Excerpt —
-------

Occasionally you may want to obtain a random
sample of your data. For example, you have 1000
cases of a variable and you would like a random
sample of approximately 200 or 1/5.
Let's look at a Statit function that would
be helpful. ranunfrm(a,b) will give you a random
number between "a" and "b"
from the uniform distribution. Either or both
"a" and "b" can be Statit
variables. Using the 1000 cases example, we
could:
##
Create tmp with 1000 cases with value 100
assi tmp 1000*100
##Create
a random value between 0 and 100 for each of
the 1000 cases
let ran = ranunfrm(0,tmp)
##
Select the some range of those values that would
represent about 1/5
select push (ran > 20 and ran <=40)
Now suppose we have samples in our data. Perhaps
we have a variable called sample_id where each
sample_id has 3 measurements:
| Sample_ID |
Measurement |
| 1 |
45 |
| 1 |
56 |
| 1 |
43 |
| 2 |
82 |
| 2 |
93 |
| 2 |
45 |
| 3 |
56 |
| 3 |
44 |
| 3 |
93 |
The following macro script would select about
twenty percent of the samples randomly.
##
Group by sample_id and save
group measurement by sample_id /save
##
How many samples do we have
let $case = case(group.mean)

-------

Exercise tasks —
a. Transcribe the Statit sampling excerpt between "from the uniform" and "ran = ranunfrm(0,tmp)", inclusive.
b. According to the Statit sampling excerpt, what does the function ranunfrm(a,b) give you?
Nothing in the listing is needed for this work.

Material —
-------

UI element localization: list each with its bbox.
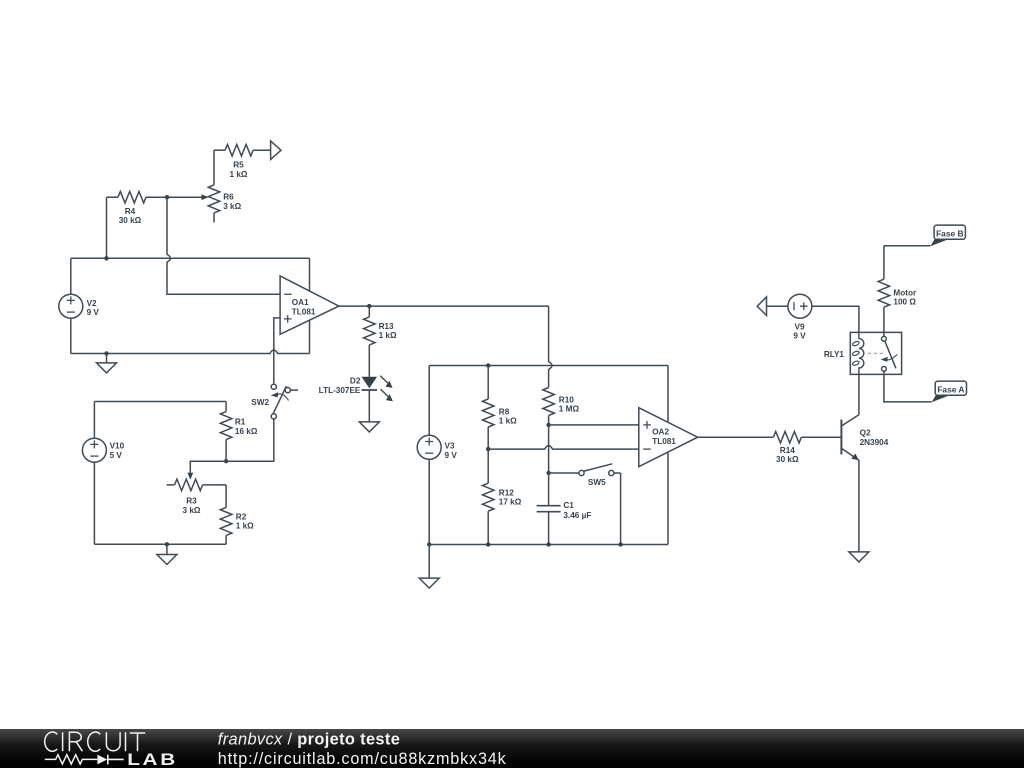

-------

Per-task outputs —
a.
from the uniform distribution. Either or both
"a" and "b" can be Statit
variables. Using the 1000 cases example, we
could:
##
Create tmp with 1000 cases with value 100
assi tmp 1000*100
##Create
a random value between 0 and 100 for each of
the 1000 cases
let ran = ranunfrm(0,tmp)

b. A random number between "a" and "b" from the uniform distribution.